— START OF Records shown —

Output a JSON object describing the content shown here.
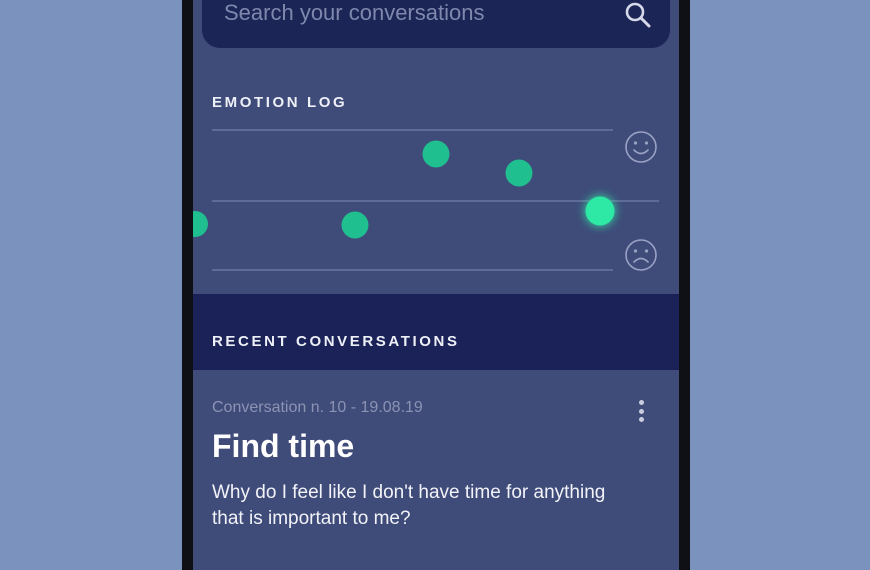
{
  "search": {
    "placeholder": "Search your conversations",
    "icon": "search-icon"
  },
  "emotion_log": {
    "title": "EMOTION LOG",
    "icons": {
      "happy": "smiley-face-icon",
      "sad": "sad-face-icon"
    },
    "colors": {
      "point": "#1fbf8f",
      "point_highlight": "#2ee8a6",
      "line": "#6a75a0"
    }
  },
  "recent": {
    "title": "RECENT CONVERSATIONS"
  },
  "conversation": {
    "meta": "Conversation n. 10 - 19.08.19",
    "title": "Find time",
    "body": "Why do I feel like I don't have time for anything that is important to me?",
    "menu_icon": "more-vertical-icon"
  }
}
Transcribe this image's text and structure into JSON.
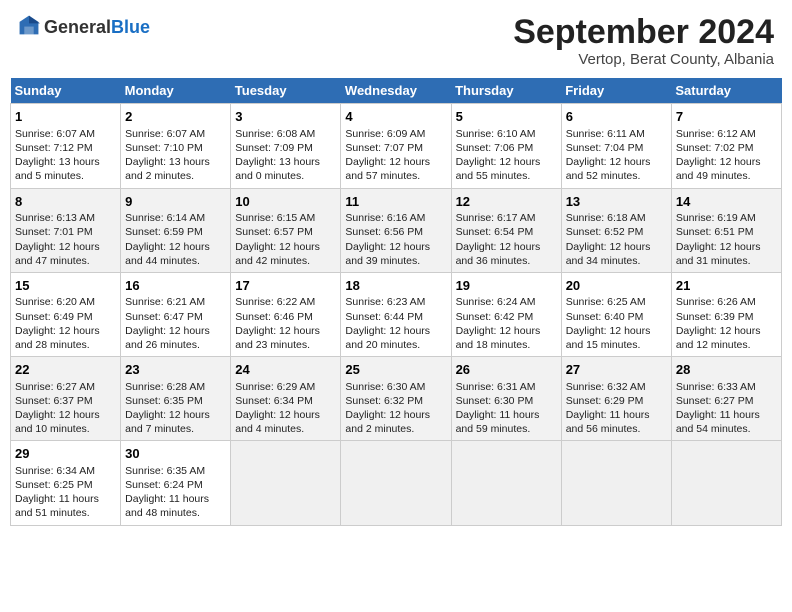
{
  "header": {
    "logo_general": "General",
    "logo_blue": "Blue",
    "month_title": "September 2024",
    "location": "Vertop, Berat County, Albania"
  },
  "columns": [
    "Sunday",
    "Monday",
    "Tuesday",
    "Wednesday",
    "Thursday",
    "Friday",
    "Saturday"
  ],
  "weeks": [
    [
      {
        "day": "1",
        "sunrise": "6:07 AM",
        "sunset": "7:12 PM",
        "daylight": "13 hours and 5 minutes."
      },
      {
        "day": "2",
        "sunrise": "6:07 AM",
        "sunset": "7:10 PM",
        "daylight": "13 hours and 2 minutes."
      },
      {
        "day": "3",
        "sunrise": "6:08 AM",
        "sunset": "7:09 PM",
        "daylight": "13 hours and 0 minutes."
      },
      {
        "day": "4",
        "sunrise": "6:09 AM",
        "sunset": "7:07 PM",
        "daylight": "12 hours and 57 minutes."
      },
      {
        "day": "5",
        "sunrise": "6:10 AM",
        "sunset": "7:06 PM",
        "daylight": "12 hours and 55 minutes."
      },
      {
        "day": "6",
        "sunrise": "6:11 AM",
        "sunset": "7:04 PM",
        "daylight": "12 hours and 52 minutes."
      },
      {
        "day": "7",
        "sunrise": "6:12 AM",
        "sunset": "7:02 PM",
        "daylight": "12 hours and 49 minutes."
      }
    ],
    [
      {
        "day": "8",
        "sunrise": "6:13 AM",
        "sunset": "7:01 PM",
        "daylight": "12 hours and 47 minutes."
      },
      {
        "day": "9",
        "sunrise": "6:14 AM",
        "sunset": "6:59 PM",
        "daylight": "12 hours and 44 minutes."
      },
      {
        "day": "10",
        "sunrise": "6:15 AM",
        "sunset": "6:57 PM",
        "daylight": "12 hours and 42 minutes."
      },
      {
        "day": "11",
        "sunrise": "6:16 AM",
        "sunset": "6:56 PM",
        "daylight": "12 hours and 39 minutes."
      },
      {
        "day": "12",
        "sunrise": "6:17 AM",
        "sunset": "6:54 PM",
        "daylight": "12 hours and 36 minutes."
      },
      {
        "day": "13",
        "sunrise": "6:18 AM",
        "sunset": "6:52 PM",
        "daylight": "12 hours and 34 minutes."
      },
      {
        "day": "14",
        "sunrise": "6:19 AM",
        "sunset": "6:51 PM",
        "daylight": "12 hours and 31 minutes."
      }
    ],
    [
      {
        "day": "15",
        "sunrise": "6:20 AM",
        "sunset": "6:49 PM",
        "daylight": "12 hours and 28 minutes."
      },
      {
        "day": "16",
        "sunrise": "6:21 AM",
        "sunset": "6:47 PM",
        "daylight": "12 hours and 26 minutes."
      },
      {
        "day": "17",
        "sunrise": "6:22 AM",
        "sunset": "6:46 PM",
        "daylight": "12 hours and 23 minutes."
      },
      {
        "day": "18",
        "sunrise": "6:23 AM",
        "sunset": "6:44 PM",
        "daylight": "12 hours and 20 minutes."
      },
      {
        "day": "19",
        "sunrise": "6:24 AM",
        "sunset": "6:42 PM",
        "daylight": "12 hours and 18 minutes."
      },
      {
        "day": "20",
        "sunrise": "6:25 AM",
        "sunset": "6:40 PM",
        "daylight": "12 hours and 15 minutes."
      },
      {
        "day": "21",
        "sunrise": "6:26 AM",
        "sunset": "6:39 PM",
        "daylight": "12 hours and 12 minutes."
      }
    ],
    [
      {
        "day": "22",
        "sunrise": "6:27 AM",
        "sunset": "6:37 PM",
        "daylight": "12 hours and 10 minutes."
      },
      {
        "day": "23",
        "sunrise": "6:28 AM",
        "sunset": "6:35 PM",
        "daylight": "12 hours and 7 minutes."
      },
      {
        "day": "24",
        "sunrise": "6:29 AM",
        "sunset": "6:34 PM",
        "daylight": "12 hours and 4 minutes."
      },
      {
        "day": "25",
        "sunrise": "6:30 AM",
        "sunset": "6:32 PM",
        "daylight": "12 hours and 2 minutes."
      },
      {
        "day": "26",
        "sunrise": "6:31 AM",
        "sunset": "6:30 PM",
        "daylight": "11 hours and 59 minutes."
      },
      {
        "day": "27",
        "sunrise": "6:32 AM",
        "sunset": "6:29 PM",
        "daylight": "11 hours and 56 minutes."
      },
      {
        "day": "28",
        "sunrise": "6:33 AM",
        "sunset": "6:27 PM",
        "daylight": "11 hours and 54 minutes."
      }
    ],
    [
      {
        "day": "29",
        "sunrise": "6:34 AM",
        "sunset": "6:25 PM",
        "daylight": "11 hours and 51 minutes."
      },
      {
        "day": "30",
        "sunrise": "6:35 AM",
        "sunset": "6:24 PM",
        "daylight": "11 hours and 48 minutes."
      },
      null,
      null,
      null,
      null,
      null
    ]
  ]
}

— END OF Records shown —

▶ [What you need to do] Copy the records above exactly. The pictures are not part of the copy.

▶ [Full answer]
Output a JSON object describing the content shown here.
{
  "search": {
    "placeholder": "Search your conversations",
    "icon": "search-icon"
  },
  "emotion_log": {
    "title": "EMOTION LOG",
    "icons": {
      "happy": "smiley-face-icon",
      "sad": "sad-face-icon"
    },
    "colors": {
      "point": "#1fbf8f",
      "point_highlight": "#2ee8a6",
      "line": "#6a75a0"
    }
  },
  "recent": {
    "title": "RECENT CONVERSATIONS"
  },
  "conversation": {
    "meta": "Conversation n. 10 - 19.08.19",
    "title": "Find time",
    "body": "Why do I feel like I don't have time for anything that is important to me?",
    "menu_icon": "more-vertical-icon"
  }
}
Transcribe this image's text and structure into JSON.
{
  "header": {
    "logo_general": "General",
    "logo_blue": "Blue",
    "month_title": "September 2024",
    "location": "Vertop, Berat County, Albania"
  },
  "columns": [
    "Sunday",
    "Monday",
    "Tuesday",
    "Wednesday",
    "Thursday",
    "Friday",
    "Saturday"
  ],
  "weeks": [
    [
      {
        "day": "1",
        "sunrise": "6:07 AM",
        "sunset": "7:12 PM",
        "daylight": "13 hours and 5 minutes."
      },
      {
        "day": "2",
        "sunrise": "6:07 AM",
        "sunset": "7:10 PM",
        "daylight": "13 hours and 2 minutes."
      },
      {
        "day": "3",
        "sunrise": "6:08 AM",
        "sunset": "7:09 PM",
        "daylight": "13 hours and 0 minutes."
      },
      {
        "day": "4",
        "sunrise": "6:09 AM",
        "sunset": "7:07 PM",
        "daylight": "12 hours and 57 minutes."
      },
      {
        "day": "5",
        "sunrise": "6:10 AM",
        "sunset": "7:06 PM",
        "daylight": "12 hours and 55 minutes."
      },
      {
        "day": "6",
        "sunrise": "6:11 AM",
        "sunset": "7:04 PM",
        "daylight": "12 hours and 52 minutes."
      },
      {
        "day": "7",
        "sunrise": "6:12 AM",
        "sunset": "7:02 PM",
        "daylight": "12 hours and 49 minutes."
      }
    ],
    [
      {
        "day": "8",
        "sunrise": "6:13 AM",
        "sunset": "7:01 PM",
        "daylight": "12 hours and 47 minutes."
      },
      {
        "day": "9",
        "sunrise": "6:14 AM",
        "sunset": "6:59 PM",
        "daylight": "12 hours and 44 minutes."
      },
      {
        "day": "10",
        "sunrise": "6:15 AM",
        "sunset": "6:57 PM",
        "daylight": "12 hours and 42 minutes."
      },
      {
        "day": "11",
        "sunrise": "6:16 AM",
        "sunset": "6:56 PM",
        "daylight": "12 hours and 39 minutes."
      },
      {
        "day": "12",
        "sunrise": "6:17 AM",
        "sunset": "6:54 PM",
        "daylight": "12 hours and 36 minutes."
      },
      {
        "day": "13",
        "sunrise": "6:18 AM",
        "sunset": "6:52 PM",
        "daylight": "12 hours and 34 minutes."
      },
      {
        "day": "14",
        "sunrise": "6:19 AM",
        "sunset": "6:51 PM",
        "daylight": "12 hours and 31 minutes."
      }
    ],
    [
      {
        "day": "15",
        "sunrise": "6:20 AM",
        "sunset": "6:49 PM",
        "daylight": "12 hours and 28 minutes."
      },
      {
        "day": "16",
        "sunrise": "6:21 AM",
        "sunset": "6:47 PM",
        "daylight": "12 hours and 26 minutes."
      },
      {
        "day": "17",
        "sunrise": "6:22 AM",
        "sunset": "6:46 PM",
        "daylight": "12 hours and 23 minutes."
      },
      {
        "day": "18",
        "sunrise": "6:23 AM",
        "sunset": "6:44 PM",
        "daylight": "12 hours and 20 minutes."
      },
      {
        "day": "19",
        "sunrise": "6:24 AM",
        "sunset": "6:42 PM",
        "daylight": "12 hours and 18 minutes."
      },
      {
        "day": "20",
        "sunrise": "6:25 AM",
        "sunset": "6:40 PM",
        "daylight": "12 hours and 15 minutes."
      },
      {
        "day": "21",
        "sunrise": "6:26 AM",
        "sunset": "6:39 PM",
        "daylight": "12 hours and 12 minutes."
      }
    ],
    [
      {
        "day": "22",
        "sunrise": "6:27 AM",
        "sunset": "6:37 PM",
        "daylight": "12 hours and 10 minutes."
      },
      {
        "day": "23",
        "sunrise": "6:28 AM",
        "sunset": "6:35 PM",
        "daylight": "12 hours and 7 minutes."
      },
      {
        "day": "24",
        "sunrise": "6:29 AM",
        "sunset": "6:34 PM",
        "daylight": "12 hours and 4 minutes."
      },
      {
        "day": "25",
        "sunrise": "6:30 AM",
        "sunset": "6:32 PM",
        "daylight": "12 hours and 2 minutes."
      },
      {
        "day": "26",
        "sunrise": "6:31 AM",
        "sunset": "6:30 PM",
        "daylight": "11 hours and 59 minutes."
      },
      {
        "day": "27",
        "sunrise": "6:32 AM",
        "sunset": "6:29 PM",
        "daylight": "11 hours and 56 minutes."
      },
      {
        "day": "28",
        "sunrise": "6:33 AM",
        "sunset": "6:27 PM",
        "daylight": "11 hours and 54 minutes."
      }
    ],
    [
      {
        "day": "29",
        "sunrise": "6:34 AM",
        "sunset": "6:25 PM",
        "daylight": "11 hours and 51 minutes."
      },
      {
        "day": "30",
        "sunrise": "6:35 AM",
        "sunset": "6:24 PM",
        "daylight": "11 hours and 48 minutes."
      },
      null,
      null,
      null,
      null,
      null
    ]
  ]
}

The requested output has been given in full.